**Task**
Below are the records. Gather each line that holds "this".

**Material supplied**
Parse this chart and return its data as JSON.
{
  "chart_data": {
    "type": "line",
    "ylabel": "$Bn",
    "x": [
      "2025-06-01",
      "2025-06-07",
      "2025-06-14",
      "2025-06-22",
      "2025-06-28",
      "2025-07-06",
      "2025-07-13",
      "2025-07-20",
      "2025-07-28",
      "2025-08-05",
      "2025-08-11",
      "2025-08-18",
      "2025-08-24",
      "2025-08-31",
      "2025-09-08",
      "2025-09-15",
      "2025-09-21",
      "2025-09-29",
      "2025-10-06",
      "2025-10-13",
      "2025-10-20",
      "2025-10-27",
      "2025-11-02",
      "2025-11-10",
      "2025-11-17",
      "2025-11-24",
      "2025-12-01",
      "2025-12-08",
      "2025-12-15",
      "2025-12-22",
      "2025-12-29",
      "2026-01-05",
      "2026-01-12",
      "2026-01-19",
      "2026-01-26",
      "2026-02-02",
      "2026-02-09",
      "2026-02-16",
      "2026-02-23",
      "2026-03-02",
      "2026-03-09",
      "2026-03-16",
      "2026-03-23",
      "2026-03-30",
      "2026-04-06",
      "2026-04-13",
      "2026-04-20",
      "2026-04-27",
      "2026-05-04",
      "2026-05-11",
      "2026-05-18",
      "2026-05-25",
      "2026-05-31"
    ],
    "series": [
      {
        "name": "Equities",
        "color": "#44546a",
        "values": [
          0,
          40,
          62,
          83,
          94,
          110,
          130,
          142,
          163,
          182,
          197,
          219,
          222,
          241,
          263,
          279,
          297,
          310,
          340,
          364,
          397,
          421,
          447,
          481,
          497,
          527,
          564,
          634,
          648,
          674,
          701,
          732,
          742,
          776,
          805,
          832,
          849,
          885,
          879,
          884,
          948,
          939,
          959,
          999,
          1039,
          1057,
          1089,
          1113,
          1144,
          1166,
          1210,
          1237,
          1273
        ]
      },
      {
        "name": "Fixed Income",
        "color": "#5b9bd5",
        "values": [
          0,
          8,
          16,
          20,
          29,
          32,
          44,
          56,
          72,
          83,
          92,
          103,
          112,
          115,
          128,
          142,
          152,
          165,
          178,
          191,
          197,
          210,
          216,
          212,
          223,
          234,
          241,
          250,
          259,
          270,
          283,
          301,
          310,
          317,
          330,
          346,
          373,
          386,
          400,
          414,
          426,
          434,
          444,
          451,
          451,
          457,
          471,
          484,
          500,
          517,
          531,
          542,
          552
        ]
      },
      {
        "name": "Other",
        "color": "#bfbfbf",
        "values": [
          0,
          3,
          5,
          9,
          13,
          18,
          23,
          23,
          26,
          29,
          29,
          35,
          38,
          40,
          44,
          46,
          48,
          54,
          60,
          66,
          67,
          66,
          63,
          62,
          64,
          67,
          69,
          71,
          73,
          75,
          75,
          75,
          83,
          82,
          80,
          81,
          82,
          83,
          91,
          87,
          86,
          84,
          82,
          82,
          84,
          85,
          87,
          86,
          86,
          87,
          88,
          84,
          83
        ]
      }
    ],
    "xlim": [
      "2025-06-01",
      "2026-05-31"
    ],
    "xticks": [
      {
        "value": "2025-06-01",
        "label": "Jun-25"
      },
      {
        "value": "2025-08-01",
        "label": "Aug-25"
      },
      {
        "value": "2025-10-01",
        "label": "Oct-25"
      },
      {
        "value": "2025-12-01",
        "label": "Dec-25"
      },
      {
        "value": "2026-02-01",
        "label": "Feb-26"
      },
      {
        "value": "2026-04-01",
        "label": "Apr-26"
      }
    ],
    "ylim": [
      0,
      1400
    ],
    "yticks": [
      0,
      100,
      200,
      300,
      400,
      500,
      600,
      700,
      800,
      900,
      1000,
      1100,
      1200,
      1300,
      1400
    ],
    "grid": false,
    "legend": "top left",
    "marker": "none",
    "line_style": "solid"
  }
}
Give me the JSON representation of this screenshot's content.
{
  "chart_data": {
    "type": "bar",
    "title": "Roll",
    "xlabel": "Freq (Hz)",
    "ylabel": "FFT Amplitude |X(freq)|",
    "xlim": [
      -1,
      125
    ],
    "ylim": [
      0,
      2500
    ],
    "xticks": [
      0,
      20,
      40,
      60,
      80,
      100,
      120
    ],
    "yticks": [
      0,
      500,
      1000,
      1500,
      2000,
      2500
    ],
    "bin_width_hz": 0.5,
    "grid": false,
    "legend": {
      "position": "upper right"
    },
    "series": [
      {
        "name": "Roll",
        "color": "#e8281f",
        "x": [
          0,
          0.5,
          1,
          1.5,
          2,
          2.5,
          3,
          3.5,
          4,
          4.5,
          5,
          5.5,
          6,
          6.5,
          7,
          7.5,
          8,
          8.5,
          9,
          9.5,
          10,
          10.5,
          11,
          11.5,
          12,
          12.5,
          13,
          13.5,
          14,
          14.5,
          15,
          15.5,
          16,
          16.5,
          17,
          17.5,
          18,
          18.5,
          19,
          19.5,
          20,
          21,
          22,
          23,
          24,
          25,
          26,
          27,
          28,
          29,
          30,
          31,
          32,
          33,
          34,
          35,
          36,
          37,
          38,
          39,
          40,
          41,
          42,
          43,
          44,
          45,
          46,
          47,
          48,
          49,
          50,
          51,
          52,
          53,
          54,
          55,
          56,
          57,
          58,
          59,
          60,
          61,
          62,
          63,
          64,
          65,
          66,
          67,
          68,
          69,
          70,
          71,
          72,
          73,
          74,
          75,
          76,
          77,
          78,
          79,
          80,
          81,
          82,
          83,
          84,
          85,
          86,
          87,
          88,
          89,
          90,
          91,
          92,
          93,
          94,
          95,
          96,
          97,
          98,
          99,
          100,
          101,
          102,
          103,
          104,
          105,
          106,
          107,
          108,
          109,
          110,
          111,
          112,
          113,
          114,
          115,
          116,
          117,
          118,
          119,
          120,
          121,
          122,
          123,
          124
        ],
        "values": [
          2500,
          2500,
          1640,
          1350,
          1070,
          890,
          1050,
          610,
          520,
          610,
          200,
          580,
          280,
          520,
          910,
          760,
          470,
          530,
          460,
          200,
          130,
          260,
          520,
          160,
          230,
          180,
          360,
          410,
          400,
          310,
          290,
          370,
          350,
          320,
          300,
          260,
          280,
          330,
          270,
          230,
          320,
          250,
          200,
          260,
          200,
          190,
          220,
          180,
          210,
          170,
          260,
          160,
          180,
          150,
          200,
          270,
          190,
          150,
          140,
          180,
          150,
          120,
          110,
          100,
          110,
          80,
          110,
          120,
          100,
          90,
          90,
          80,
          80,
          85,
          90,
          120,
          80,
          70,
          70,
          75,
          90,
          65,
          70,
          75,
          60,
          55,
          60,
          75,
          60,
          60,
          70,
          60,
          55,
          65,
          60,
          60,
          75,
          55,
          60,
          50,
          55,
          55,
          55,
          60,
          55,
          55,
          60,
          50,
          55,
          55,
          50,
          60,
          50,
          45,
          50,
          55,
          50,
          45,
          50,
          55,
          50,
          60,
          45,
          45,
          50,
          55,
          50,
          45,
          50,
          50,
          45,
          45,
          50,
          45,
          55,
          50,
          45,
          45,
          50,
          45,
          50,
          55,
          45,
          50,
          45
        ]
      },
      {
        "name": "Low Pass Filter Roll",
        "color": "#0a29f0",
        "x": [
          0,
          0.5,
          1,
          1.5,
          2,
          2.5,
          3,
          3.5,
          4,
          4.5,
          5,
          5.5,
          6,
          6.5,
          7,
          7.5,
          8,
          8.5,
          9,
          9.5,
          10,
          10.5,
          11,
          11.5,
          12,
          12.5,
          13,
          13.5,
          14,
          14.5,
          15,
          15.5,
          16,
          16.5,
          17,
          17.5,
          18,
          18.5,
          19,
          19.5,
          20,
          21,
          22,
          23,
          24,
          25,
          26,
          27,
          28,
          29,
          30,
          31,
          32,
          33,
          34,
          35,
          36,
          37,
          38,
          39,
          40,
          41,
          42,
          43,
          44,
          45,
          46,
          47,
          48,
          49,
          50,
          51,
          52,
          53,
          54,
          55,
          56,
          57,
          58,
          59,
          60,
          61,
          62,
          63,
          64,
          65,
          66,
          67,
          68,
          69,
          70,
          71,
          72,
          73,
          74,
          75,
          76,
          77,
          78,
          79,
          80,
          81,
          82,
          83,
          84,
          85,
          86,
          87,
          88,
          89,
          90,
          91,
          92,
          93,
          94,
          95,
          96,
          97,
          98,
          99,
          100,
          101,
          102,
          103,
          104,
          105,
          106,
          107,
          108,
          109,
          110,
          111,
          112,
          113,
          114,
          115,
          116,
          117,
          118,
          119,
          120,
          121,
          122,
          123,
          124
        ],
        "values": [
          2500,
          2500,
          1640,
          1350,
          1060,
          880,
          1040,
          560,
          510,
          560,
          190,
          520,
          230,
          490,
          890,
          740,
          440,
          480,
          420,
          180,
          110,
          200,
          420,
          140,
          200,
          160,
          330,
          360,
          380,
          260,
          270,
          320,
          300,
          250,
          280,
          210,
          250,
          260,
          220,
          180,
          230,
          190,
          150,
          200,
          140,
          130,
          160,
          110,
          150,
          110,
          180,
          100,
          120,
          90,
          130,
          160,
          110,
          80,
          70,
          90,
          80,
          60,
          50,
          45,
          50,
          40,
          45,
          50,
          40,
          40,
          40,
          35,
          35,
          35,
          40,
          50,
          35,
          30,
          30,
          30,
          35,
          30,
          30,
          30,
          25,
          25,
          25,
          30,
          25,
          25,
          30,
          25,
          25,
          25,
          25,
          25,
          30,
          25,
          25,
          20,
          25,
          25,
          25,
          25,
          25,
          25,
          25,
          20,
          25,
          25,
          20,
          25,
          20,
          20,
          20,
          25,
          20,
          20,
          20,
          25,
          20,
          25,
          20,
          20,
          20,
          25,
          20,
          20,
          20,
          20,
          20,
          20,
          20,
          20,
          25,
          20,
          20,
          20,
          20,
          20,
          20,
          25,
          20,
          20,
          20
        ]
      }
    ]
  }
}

**Exercise solution**
Parse this chart and return its data as JSON.
Give me the JSON representation of this screenshot's content.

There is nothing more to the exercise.